■ STORED RECORDS ■
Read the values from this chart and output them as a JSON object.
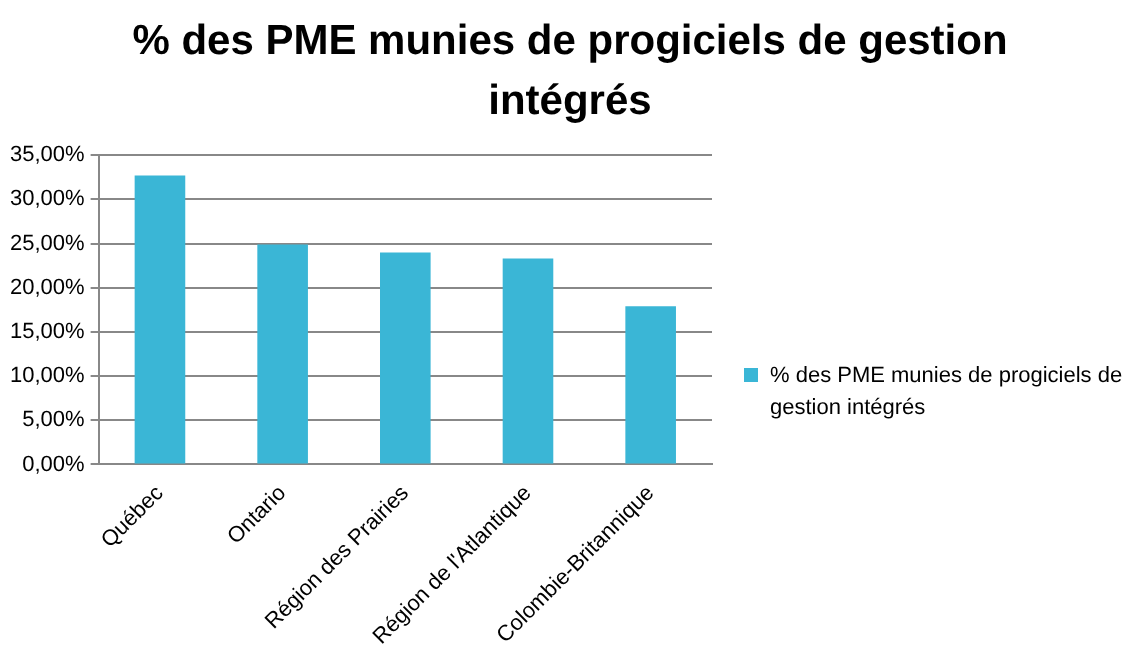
{
  "chart_data": {
    "type": "bar",
    "title": "% des PME munies de progiciels de gestion intégrés",
    "categories": [
      "Québec",
      "Ontario",
      "Région des Prairies",
      "Région de l'Atlantique",
      "Colombie-Britannique"
    ],
    "series": [
      {
        "name": "% des PME munies de progiciels de gestion intégrés",
        "color": "#3ab6d6",
        "values": [
          32.7,
          24.9,
          24.0,
          23.3,
          17.9
        ]
      }
    ],
    "ylim": [
      0,
      35
    ],
    "yticks": [
      {
        "value": 0,
        "label": "0,00%"
      },
      {
        "value": 5,
        "label": "5,00%"
      },
      {
        "value": 10,
        "label": "10,00%"
      },
      {
        "value": 15,
        "label": "15,00%"
      },
      {
        "value": 20,
        "label": "20,00%"
      },
      {
        "value": 25,
        "label": "25,00%"
      },
      {
        "value": 30,
        "label": "30,00%"
      },
      {
        "value": 35,
        "label": "35,00%"
      }
    ],
    "grid": "y",
    "legend": "right"
  }
}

■ WHAT YOU ARE ASKED TO DO ■
Repeat the listing above exactly, with no pictures.

■ SOLUTION BELOW ■
Read the values from this chart and output them as a JSON object.
{
  "chart_data": {
    "type": "bar",
    "title": "% des PME munies de progiciels de gestion intégrés",
    "categories": [
      "Québec",
      "Ontario",
      "Région des Prairies",
      "Région de l'Atlantique",
      "Colombie-Britannique"
    ],
    "series": [
      {
        "name": "% des PME munies de progiciels de gestion intégrés",
        "color": "#3ab6d6",
        "values": [
          32.7,
          24.9,
          24.0,
          23.3,
          17.9
        ]
      }
    ],
    "ylim": [
      0,
      35
    ],
    "yticks": [
      {
        "value": 0,
        "label": "0,00%"
      },
      {
        "value": 5,
        "label": "5,00%"
      },
      {
        "value": 10,
        "label": "10,00%"
      },
      {
        "value": 15,
        "label": "15,00%"
      },
      {
        "value": 20,
        "label": "20,00%"
      },
      {
        "value": 25,
        "label": "25,00%"
      },
      {
        "value": 30,
        "label": "30,00%"
      },
      {
        "value": 35,
        "label": "35,00%"
      }
    ],
    "grid": "y",
    "legend": "right"
  }
}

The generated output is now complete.